GOAL:
Reply with one number: the count of lines in the listing that contain the string "emergent".

Dataset items:
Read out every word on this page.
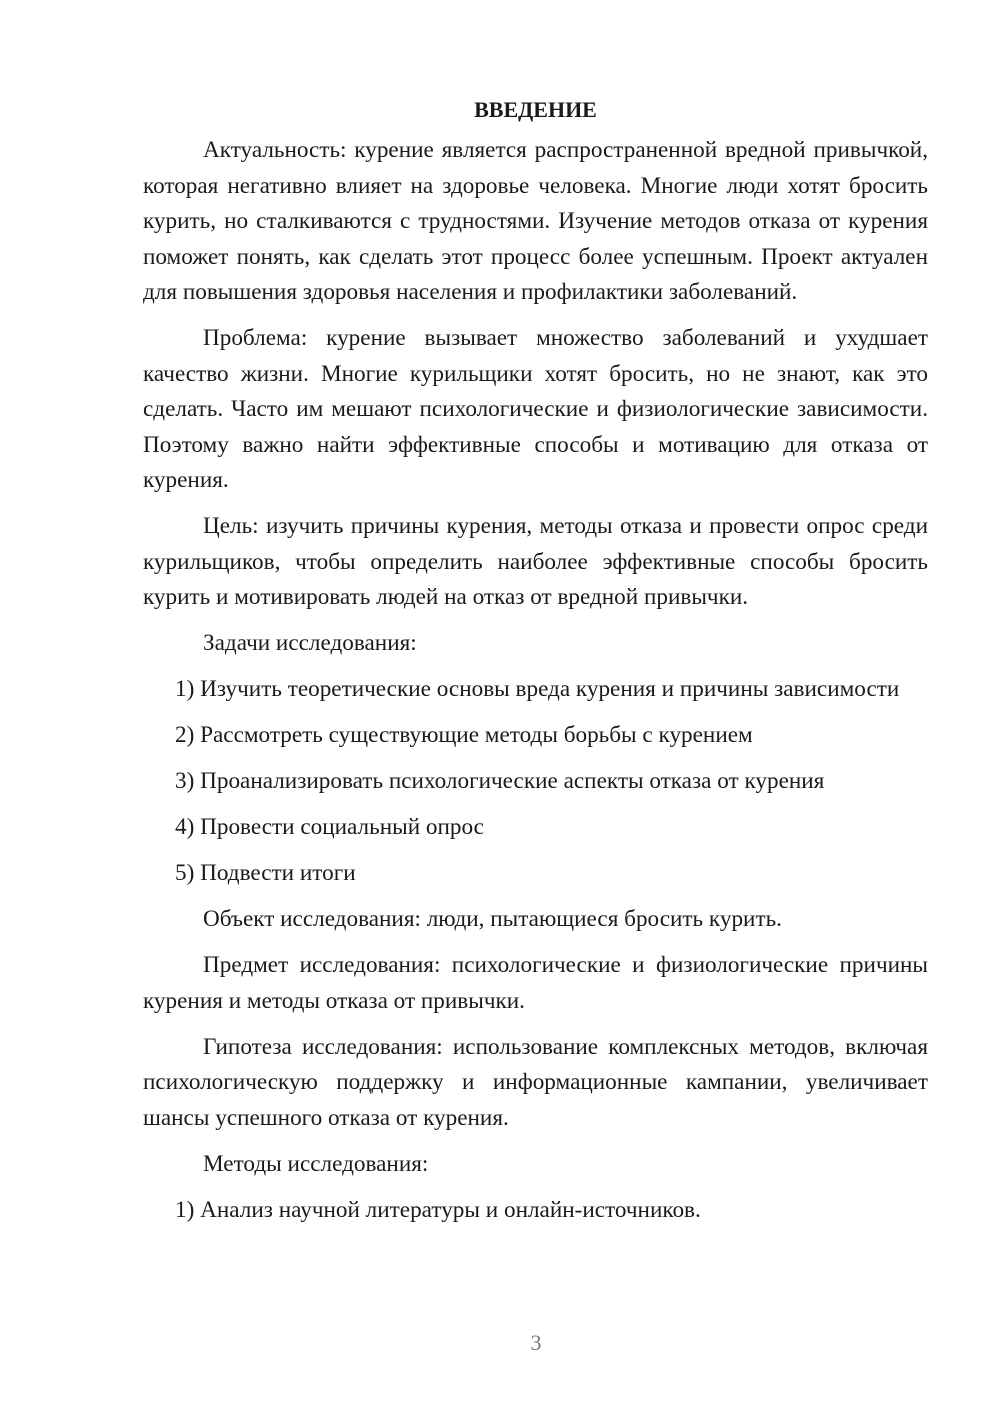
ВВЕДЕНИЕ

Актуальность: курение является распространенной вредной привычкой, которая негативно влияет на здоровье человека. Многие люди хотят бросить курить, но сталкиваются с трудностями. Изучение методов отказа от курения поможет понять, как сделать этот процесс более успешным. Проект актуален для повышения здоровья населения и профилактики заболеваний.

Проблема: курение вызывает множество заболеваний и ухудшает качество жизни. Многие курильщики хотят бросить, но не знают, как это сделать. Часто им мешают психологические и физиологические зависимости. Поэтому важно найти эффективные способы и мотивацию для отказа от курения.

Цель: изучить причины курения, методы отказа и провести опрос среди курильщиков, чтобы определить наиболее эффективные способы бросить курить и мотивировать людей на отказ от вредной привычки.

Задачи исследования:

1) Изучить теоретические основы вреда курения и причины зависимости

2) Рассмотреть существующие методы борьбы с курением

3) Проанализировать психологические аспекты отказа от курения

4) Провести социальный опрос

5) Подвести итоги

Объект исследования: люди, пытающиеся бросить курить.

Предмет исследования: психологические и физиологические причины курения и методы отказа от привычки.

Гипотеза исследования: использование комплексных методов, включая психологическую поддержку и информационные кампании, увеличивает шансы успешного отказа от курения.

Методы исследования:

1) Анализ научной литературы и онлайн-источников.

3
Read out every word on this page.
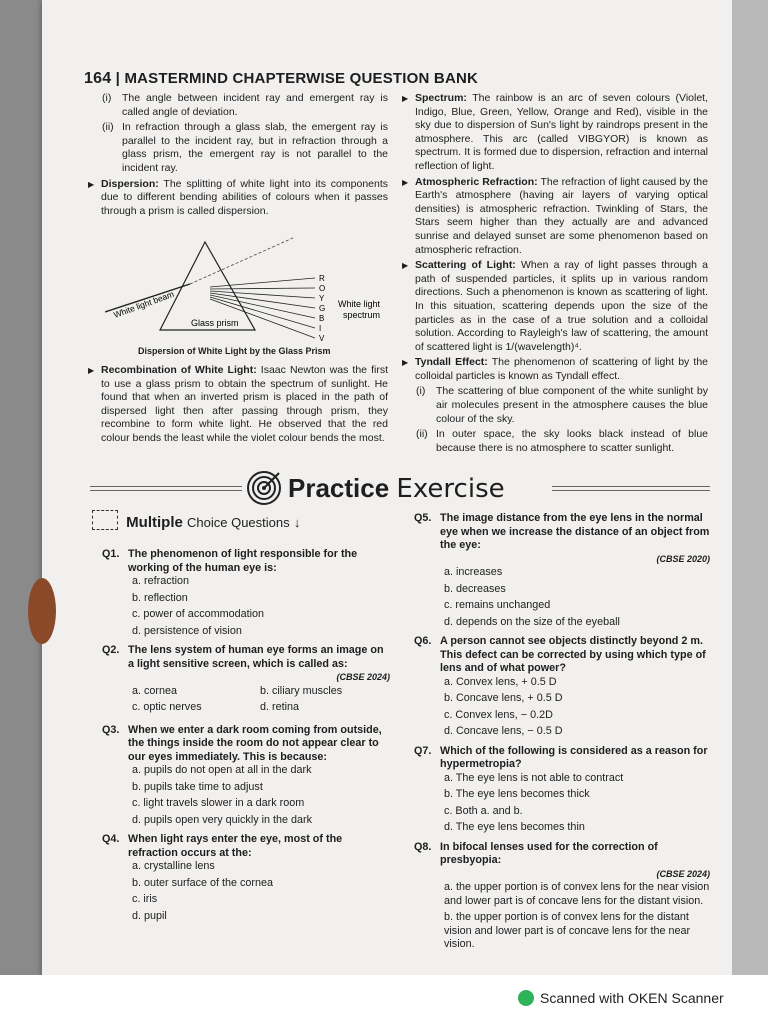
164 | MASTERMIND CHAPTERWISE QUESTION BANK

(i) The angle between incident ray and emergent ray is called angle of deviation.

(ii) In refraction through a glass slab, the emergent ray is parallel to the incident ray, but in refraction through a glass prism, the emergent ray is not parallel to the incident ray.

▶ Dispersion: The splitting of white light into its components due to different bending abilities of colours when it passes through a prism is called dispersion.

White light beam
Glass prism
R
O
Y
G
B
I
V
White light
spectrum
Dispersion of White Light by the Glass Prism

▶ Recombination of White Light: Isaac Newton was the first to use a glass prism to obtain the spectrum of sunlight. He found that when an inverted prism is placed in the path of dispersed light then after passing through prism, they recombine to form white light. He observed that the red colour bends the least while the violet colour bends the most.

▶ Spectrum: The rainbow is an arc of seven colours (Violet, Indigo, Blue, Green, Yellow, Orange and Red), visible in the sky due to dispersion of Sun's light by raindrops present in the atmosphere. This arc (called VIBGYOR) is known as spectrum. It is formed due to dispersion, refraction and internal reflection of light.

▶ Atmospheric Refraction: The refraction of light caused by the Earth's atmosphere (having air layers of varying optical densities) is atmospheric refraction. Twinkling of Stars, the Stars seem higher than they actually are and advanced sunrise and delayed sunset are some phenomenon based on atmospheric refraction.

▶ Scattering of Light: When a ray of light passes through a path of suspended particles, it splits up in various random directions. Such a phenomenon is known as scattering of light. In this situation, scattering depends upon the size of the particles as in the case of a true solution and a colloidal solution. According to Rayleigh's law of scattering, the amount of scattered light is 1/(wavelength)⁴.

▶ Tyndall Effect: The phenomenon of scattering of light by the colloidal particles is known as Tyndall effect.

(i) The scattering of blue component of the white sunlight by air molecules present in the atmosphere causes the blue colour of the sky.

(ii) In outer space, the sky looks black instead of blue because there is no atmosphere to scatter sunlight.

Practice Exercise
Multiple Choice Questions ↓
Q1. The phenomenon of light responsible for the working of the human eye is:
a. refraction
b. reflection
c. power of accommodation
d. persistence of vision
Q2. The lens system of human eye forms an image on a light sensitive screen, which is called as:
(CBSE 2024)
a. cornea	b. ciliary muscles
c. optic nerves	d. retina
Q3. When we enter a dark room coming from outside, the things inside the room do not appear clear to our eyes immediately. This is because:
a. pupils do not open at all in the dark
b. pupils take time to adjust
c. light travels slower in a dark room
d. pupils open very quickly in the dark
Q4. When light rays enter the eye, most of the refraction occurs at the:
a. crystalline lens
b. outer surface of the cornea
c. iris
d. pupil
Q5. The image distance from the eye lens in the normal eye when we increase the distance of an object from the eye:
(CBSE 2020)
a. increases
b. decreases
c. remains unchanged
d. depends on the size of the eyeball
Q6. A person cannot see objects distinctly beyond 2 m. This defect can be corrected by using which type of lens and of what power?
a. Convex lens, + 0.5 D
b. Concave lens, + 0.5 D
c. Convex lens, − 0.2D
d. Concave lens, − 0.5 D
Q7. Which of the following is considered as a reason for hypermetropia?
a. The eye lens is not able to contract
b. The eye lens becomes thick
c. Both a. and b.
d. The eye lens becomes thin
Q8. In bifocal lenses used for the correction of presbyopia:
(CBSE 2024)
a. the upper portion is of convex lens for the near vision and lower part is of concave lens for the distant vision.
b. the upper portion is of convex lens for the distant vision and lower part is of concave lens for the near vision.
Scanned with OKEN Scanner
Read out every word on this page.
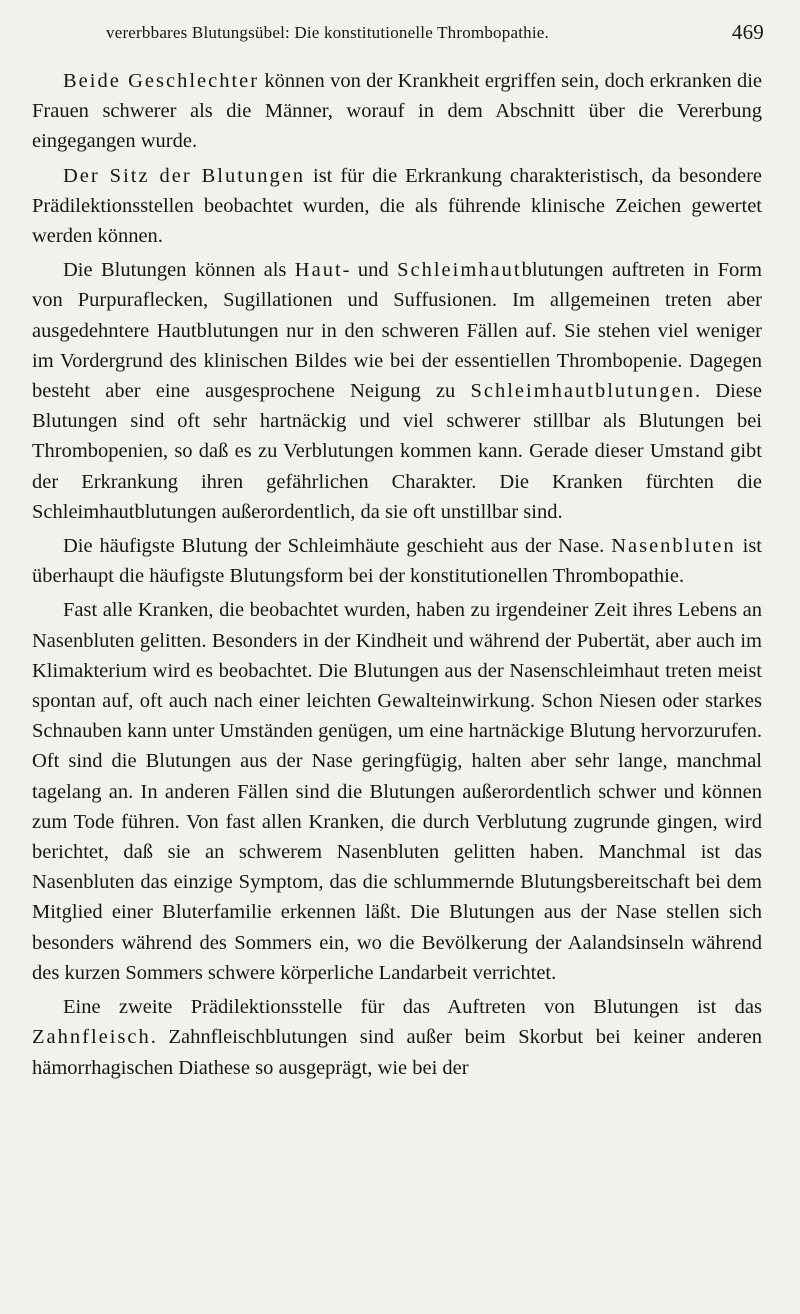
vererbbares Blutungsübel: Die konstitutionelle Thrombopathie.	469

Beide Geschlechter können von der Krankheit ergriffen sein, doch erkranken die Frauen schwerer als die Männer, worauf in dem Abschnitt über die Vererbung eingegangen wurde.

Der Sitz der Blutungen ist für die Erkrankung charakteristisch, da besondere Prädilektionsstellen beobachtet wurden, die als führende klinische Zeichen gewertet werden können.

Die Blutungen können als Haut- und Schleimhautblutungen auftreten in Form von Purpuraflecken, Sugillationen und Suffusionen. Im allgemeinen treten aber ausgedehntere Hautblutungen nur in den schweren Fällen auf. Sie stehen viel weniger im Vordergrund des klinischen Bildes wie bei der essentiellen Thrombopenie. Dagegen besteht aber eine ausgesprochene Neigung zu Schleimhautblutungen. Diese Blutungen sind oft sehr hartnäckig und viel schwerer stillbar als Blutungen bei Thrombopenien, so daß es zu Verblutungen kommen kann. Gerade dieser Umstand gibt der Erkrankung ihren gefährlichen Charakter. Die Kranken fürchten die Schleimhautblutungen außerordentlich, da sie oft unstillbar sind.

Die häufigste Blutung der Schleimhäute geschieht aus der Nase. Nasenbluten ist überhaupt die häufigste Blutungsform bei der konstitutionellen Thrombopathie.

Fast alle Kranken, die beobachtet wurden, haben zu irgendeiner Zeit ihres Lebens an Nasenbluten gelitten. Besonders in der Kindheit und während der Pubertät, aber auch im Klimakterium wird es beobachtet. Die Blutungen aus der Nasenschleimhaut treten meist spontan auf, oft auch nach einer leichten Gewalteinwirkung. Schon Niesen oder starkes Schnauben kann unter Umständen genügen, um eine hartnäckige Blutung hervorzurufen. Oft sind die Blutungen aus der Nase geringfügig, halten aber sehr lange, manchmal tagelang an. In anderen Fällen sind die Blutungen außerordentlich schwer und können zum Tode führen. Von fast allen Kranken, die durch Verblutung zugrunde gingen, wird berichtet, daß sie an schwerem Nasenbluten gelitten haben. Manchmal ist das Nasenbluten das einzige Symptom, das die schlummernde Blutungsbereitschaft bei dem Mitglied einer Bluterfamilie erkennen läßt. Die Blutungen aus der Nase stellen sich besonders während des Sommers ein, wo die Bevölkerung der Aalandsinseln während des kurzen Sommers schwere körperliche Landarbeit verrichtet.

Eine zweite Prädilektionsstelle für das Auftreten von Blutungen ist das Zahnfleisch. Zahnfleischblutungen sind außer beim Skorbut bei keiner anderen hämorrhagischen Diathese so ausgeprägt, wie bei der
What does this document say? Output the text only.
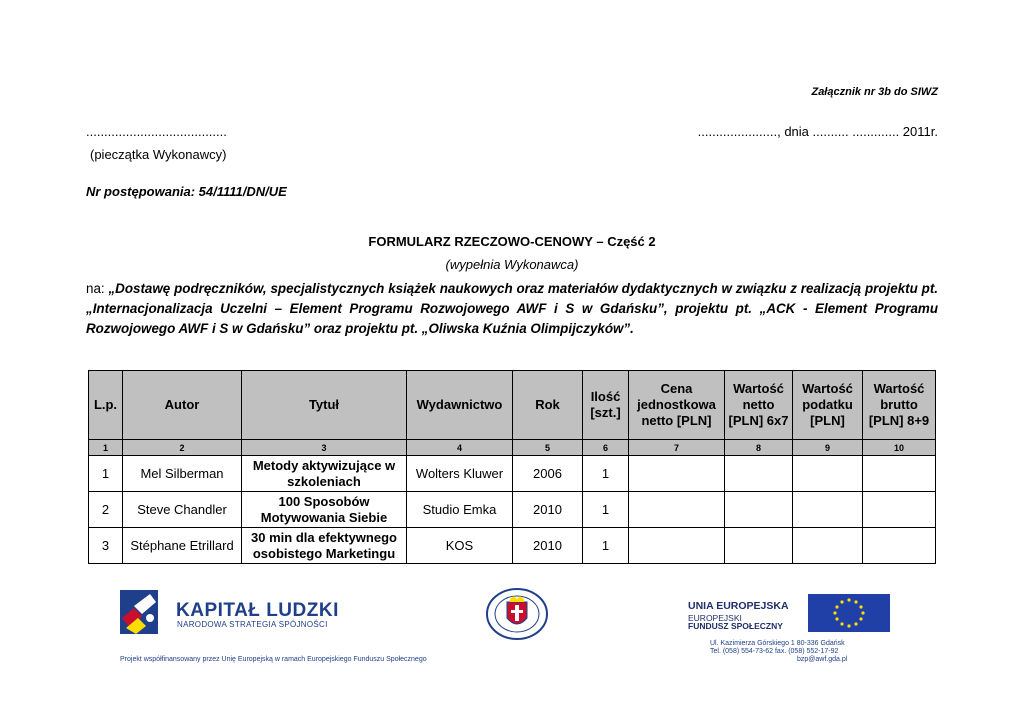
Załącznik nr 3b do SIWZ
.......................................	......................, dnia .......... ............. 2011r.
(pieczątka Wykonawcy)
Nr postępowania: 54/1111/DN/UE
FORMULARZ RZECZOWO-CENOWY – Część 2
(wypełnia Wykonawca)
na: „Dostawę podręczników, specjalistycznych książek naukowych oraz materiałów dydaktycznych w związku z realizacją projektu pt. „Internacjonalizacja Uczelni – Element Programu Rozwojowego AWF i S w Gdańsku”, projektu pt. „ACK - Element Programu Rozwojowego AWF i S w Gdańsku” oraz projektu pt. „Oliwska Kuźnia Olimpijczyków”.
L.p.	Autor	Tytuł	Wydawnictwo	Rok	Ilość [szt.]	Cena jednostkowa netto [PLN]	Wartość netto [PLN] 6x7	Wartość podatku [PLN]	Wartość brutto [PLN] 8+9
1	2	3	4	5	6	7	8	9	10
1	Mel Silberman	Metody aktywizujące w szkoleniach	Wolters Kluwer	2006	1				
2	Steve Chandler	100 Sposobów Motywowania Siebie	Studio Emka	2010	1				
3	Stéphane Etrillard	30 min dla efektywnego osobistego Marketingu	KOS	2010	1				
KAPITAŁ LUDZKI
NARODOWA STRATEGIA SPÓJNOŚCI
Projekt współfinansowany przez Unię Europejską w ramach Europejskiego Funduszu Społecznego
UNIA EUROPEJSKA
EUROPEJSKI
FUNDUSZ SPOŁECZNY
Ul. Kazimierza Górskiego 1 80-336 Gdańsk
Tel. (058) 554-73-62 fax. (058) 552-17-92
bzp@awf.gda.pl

SOLUTION TO THE PROBLEM:
2